━━ Supplied records

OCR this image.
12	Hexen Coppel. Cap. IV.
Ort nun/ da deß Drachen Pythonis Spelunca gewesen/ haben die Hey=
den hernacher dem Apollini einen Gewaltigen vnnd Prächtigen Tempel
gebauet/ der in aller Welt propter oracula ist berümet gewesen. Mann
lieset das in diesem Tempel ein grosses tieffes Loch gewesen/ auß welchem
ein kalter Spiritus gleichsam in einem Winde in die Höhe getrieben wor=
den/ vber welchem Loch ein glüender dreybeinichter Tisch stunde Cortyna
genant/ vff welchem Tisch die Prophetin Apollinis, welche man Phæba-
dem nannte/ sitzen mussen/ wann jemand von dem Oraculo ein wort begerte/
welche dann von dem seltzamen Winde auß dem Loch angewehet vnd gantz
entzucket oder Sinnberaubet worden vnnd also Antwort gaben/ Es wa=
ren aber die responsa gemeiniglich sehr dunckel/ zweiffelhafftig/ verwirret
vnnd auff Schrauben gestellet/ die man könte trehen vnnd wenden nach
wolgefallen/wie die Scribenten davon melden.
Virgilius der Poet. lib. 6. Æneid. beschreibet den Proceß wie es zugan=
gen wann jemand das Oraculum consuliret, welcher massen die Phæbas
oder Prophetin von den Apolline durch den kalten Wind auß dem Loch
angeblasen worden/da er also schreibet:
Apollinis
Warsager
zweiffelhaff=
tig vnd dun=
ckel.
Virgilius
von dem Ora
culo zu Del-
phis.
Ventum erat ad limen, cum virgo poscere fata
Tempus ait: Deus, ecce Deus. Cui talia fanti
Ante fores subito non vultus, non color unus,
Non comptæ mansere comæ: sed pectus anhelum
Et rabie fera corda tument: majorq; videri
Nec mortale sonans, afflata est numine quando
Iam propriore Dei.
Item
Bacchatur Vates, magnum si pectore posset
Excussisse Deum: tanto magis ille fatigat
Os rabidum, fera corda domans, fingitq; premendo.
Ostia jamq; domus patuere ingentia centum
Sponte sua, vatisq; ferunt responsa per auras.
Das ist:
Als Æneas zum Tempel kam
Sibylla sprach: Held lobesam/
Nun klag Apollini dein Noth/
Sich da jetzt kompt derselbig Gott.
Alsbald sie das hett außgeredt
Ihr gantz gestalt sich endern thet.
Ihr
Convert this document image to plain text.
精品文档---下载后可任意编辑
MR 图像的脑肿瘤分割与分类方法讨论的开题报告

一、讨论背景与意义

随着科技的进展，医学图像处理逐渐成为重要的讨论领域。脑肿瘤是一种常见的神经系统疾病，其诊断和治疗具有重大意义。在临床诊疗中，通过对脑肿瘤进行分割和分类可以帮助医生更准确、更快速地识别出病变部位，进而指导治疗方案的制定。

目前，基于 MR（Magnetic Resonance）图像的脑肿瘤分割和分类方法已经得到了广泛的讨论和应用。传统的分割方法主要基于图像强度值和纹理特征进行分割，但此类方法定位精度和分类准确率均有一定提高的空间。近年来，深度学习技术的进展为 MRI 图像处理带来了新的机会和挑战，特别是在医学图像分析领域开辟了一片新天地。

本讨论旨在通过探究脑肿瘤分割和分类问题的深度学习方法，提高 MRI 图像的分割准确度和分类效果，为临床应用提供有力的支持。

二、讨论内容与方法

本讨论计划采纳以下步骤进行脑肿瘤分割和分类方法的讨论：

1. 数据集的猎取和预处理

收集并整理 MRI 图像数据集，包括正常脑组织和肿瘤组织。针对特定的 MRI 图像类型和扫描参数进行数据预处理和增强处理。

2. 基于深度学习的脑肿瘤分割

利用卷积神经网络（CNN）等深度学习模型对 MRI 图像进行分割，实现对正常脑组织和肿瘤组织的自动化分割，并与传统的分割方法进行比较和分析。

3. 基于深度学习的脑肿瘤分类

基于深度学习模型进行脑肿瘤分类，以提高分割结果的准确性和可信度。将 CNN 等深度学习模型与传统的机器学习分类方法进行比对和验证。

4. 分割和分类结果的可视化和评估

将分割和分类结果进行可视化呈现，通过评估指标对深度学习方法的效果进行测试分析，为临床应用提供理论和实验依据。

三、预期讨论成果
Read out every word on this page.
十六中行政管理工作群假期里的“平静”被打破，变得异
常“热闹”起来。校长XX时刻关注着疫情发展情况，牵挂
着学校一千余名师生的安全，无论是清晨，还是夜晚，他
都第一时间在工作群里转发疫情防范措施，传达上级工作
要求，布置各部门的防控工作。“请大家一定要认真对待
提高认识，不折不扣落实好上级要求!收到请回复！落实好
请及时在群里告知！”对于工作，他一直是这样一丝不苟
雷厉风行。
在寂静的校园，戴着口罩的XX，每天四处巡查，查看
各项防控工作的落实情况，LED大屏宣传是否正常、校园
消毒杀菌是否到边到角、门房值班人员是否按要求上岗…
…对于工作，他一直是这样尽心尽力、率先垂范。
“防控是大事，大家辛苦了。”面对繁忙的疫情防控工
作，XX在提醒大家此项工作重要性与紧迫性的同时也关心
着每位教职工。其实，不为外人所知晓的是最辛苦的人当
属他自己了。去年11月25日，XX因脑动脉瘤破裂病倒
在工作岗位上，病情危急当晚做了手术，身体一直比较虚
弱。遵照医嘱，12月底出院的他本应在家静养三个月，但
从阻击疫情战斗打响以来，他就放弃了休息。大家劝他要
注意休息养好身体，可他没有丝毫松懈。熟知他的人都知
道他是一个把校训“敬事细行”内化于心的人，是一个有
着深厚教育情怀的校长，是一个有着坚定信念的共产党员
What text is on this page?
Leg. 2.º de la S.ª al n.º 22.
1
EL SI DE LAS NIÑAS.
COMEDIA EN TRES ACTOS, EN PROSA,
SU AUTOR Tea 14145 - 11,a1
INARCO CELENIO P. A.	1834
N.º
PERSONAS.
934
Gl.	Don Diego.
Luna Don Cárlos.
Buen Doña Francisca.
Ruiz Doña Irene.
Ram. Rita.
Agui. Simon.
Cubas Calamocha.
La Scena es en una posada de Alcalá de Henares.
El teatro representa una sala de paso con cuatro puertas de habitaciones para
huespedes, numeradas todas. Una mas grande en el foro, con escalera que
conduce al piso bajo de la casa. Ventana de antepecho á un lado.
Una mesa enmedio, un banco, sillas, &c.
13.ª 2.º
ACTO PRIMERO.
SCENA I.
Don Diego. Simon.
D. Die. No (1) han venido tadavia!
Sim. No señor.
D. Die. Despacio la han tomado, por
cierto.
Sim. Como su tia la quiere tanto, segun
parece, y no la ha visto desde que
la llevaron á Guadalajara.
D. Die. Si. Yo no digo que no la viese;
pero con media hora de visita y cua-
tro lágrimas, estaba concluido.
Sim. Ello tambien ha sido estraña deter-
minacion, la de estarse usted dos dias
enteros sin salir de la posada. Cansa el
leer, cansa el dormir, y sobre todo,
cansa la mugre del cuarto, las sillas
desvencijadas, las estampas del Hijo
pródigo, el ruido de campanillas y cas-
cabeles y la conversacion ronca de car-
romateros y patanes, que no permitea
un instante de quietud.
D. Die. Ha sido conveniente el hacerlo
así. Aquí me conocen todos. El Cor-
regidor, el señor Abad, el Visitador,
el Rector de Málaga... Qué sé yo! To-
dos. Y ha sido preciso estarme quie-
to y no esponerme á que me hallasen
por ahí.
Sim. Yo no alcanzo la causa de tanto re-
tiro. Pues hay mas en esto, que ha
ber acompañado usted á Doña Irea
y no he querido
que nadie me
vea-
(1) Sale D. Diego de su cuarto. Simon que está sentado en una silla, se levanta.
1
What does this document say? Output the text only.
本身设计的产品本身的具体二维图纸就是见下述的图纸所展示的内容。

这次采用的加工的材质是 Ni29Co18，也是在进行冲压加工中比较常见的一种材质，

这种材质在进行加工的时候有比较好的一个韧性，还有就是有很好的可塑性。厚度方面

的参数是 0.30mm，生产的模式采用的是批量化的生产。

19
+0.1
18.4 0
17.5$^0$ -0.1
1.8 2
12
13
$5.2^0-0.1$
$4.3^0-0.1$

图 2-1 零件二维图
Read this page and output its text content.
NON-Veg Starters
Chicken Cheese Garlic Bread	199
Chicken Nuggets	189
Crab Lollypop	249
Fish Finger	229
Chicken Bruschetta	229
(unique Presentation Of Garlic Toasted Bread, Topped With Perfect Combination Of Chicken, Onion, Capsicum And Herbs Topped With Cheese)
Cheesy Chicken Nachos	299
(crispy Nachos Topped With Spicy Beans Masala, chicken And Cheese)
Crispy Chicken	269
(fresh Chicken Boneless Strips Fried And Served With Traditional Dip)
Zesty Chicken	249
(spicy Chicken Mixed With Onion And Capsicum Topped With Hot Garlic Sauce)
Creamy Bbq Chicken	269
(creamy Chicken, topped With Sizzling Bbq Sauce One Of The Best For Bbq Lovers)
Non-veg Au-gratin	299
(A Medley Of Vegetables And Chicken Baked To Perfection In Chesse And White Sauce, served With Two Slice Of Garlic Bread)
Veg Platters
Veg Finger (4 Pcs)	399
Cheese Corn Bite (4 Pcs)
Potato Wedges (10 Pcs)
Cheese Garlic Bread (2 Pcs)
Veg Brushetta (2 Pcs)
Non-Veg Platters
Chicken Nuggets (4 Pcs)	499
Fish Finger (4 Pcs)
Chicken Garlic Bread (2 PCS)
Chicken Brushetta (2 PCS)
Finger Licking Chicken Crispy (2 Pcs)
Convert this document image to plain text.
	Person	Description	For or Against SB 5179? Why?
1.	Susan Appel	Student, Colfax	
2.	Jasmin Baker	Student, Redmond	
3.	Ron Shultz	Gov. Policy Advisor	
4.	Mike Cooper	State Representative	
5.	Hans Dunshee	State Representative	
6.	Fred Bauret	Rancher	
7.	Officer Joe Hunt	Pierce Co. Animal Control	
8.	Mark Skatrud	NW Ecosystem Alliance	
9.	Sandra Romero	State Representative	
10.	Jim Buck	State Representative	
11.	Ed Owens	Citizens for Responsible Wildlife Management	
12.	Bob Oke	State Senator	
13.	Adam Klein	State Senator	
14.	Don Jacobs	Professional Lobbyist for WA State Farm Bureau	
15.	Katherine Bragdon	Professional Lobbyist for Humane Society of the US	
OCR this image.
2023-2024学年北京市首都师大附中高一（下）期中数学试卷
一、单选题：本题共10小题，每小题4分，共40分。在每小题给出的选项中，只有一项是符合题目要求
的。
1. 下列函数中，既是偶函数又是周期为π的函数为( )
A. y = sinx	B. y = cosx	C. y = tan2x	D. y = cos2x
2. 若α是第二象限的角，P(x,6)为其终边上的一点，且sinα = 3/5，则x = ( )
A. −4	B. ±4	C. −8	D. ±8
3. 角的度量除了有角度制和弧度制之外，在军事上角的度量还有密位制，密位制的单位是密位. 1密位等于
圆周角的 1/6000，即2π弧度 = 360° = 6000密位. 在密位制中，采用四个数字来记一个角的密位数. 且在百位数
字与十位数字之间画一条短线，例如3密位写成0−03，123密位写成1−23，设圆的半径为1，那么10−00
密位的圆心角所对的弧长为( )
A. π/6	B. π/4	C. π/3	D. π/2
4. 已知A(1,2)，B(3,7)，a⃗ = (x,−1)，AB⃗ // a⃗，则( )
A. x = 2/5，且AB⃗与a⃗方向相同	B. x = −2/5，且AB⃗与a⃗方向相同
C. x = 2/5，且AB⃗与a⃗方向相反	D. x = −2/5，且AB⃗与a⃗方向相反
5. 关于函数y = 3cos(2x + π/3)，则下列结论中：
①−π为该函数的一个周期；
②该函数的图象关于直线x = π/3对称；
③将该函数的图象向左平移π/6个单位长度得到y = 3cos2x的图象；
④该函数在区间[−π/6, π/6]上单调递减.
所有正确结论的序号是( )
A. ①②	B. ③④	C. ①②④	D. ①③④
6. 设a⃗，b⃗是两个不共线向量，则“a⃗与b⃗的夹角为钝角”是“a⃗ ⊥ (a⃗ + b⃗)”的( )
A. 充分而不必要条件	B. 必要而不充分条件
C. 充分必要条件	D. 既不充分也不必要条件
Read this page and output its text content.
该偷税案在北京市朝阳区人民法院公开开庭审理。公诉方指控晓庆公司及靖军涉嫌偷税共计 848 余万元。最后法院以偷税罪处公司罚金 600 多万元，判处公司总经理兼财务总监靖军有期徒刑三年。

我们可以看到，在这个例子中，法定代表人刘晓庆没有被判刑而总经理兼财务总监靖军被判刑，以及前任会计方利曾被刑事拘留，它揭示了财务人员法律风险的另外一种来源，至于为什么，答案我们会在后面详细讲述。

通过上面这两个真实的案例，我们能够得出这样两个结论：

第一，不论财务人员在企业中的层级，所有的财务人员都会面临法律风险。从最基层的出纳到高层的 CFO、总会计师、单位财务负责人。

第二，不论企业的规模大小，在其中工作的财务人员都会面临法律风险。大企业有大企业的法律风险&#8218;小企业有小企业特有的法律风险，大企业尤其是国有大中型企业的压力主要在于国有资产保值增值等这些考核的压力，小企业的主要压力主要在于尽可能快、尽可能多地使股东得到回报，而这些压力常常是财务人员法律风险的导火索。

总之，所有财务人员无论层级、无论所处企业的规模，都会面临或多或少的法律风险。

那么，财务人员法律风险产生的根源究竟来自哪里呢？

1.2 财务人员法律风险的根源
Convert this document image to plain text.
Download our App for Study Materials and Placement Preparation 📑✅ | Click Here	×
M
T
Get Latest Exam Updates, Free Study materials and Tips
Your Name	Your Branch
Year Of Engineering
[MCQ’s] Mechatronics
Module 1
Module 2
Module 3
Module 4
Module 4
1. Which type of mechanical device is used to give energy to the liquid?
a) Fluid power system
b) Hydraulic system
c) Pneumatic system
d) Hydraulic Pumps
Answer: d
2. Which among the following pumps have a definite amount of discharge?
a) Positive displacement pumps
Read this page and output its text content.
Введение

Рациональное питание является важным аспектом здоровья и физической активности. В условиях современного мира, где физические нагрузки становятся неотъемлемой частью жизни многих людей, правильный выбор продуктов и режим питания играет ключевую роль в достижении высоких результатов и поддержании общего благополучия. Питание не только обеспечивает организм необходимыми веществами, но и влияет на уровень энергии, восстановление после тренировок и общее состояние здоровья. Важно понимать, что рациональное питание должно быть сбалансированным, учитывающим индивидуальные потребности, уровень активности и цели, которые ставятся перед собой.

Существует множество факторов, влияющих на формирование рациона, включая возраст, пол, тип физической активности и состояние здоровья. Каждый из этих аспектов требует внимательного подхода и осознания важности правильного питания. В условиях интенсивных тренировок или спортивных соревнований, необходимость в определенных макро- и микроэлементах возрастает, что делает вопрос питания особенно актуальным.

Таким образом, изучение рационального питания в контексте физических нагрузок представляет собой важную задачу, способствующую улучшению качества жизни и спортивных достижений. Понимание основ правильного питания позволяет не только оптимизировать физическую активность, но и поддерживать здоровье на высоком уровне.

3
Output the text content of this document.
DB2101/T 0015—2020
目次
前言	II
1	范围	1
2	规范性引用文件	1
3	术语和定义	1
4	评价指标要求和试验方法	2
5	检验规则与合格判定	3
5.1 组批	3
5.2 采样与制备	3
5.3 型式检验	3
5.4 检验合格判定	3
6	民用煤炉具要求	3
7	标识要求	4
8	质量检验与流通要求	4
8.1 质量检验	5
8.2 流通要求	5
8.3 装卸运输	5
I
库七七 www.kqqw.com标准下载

━━━━

- _Task_
Only the lines from the one that contains "Output the text content of this document." to the end of the data should be output, exactly as they appear.

- _Answer for this exercise_
Output the text content of this document.
DB2101/T 0015—2020
目次
前言	II
1	范围	1
2	规范性引用文件	1
3	术语和定义	1
4	评价指标要求和试验方法	2
5	检验规则与合格判定	3
5.1 组批	3
5.2 采样与制备	3
5.3 型式检验	3
5.4 检验合格判定	3
6	民用煤炉具要求	3
7	标识要求	4
8	质量检验与流通要求	4
8.1 质量检验	5
8.2 流通要求	5
8.3 装卸运输	5
I
库七七 www.kqqw.com标准下载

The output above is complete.